- [GIVEN EXERCISE] Filter the records for lines holding the string "succeeded".

- [EXCERPTED RECORDS]
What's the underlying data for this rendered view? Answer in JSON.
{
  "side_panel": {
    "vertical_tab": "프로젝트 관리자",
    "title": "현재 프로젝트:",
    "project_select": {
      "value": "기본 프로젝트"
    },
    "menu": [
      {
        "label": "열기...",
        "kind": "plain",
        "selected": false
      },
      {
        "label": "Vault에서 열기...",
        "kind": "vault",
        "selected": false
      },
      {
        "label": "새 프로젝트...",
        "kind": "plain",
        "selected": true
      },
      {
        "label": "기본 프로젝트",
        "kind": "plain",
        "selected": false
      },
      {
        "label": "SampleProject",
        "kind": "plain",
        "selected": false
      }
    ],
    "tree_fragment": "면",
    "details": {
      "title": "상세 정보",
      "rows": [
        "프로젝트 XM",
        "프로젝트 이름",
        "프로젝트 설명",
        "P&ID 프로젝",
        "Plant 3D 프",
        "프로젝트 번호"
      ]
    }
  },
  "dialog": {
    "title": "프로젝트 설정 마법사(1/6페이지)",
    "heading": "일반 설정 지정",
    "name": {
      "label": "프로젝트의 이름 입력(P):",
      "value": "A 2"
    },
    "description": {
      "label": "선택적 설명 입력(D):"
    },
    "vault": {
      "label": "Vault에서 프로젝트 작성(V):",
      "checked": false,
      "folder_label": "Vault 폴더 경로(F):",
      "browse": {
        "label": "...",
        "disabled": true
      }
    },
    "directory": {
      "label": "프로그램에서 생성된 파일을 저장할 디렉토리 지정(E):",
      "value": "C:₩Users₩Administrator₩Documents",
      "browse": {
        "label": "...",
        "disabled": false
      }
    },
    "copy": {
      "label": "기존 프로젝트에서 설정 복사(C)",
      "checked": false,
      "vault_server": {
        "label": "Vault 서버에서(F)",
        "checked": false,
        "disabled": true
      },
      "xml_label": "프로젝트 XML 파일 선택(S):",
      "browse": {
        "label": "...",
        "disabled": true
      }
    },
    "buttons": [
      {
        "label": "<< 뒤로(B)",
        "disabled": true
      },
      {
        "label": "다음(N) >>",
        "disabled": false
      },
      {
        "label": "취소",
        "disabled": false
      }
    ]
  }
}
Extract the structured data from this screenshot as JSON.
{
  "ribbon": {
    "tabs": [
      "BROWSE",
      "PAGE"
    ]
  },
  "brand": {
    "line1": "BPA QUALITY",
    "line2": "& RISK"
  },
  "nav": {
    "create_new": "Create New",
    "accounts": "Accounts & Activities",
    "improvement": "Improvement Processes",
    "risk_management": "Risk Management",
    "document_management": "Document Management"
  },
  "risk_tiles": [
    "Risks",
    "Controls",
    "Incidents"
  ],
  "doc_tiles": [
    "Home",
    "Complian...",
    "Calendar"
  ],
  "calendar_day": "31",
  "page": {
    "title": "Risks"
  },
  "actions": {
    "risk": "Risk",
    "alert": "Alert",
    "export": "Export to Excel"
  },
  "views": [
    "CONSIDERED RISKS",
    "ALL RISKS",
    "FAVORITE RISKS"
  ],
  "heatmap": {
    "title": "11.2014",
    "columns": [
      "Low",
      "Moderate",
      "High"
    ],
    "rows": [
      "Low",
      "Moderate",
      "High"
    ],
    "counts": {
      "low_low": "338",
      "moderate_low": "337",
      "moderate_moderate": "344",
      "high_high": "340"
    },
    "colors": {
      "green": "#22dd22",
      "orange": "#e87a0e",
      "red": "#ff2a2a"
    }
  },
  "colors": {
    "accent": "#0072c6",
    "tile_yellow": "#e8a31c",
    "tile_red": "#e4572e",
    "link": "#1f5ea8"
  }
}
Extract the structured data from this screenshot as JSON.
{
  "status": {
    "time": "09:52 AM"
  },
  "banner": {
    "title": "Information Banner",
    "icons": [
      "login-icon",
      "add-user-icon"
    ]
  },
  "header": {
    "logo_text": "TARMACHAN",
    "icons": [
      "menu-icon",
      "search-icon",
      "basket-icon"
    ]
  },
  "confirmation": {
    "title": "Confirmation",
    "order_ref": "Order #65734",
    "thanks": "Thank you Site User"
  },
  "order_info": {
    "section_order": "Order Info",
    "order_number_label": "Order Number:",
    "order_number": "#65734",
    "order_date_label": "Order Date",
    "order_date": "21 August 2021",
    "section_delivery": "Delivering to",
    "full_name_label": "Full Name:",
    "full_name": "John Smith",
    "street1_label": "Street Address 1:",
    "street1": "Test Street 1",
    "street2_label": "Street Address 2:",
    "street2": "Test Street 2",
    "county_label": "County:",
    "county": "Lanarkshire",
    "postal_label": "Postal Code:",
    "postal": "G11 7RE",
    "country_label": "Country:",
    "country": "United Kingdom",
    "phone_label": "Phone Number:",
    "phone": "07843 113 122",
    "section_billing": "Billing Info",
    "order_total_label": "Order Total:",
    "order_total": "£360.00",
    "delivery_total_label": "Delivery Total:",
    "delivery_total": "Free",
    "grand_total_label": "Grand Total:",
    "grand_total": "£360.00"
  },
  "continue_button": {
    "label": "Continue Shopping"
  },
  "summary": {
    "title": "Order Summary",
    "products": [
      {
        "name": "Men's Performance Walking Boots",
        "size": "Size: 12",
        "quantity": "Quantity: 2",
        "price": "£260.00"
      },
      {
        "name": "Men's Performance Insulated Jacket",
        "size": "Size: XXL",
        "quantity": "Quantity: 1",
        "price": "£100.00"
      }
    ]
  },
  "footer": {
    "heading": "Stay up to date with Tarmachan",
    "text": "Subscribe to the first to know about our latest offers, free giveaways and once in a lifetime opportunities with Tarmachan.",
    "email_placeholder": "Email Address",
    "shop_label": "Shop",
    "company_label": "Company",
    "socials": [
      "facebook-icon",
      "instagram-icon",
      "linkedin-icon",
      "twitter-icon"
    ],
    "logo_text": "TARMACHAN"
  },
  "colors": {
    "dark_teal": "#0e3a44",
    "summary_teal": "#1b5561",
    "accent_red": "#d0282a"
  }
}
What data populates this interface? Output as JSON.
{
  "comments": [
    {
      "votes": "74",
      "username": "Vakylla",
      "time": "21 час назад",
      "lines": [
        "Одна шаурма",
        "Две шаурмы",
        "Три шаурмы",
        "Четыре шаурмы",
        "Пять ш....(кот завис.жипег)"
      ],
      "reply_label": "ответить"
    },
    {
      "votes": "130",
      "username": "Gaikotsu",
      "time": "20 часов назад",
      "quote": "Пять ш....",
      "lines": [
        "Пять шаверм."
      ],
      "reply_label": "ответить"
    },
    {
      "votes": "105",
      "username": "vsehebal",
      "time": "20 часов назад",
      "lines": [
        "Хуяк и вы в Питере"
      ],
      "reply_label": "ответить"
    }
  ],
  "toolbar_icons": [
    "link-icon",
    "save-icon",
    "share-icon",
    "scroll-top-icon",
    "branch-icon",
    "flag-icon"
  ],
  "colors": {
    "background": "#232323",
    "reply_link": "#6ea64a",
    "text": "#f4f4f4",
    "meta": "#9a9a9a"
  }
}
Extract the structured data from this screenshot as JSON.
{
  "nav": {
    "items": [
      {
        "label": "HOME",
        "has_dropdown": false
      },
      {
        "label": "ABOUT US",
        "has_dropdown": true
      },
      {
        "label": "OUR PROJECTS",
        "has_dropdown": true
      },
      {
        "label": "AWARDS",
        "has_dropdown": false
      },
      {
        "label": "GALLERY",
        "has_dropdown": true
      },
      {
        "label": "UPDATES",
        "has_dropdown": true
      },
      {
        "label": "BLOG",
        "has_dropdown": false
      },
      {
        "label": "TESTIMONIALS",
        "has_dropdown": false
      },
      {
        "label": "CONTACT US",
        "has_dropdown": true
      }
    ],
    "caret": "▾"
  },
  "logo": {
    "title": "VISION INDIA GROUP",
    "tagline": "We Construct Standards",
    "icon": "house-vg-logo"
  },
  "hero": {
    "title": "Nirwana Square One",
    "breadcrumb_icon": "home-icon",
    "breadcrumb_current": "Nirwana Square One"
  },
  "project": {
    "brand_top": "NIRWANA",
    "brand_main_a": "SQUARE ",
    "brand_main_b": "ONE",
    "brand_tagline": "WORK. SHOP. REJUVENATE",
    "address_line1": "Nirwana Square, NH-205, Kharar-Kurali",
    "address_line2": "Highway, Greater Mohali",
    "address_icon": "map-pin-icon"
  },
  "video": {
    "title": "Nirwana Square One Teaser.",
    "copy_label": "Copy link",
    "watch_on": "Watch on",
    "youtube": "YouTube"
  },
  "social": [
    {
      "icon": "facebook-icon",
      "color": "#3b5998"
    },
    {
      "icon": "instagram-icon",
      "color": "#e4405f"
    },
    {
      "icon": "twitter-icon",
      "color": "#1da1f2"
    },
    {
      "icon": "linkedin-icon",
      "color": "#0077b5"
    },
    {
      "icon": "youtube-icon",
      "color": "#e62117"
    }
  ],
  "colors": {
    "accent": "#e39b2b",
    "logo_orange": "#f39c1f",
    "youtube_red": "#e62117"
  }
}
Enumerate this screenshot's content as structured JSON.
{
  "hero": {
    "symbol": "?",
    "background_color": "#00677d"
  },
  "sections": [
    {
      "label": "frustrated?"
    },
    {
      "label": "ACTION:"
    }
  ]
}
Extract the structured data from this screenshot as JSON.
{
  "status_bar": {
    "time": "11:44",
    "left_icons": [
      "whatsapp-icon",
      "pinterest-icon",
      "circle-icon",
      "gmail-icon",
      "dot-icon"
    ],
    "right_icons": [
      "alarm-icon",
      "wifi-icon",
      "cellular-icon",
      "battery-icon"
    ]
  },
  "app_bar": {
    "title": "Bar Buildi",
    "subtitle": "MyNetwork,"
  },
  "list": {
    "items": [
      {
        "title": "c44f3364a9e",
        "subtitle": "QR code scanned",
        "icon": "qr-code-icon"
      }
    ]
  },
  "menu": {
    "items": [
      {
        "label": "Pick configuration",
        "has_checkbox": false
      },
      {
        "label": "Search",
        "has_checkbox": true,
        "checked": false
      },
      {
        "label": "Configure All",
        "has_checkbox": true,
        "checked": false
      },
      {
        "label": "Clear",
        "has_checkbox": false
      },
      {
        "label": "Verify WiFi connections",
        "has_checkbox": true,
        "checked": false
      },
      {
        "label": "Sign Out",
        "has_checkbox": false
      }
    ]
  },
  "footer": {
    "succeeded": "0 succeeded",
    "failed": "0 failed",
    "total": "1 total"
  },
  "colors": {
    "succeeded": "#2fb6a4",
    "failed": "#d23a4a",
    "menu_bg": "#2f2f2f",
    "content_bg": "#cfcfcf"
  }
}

- [SOLVED EXERCISE]
    "succeeded": "0 succeeded",
    "succeeded": "#2fb6a4",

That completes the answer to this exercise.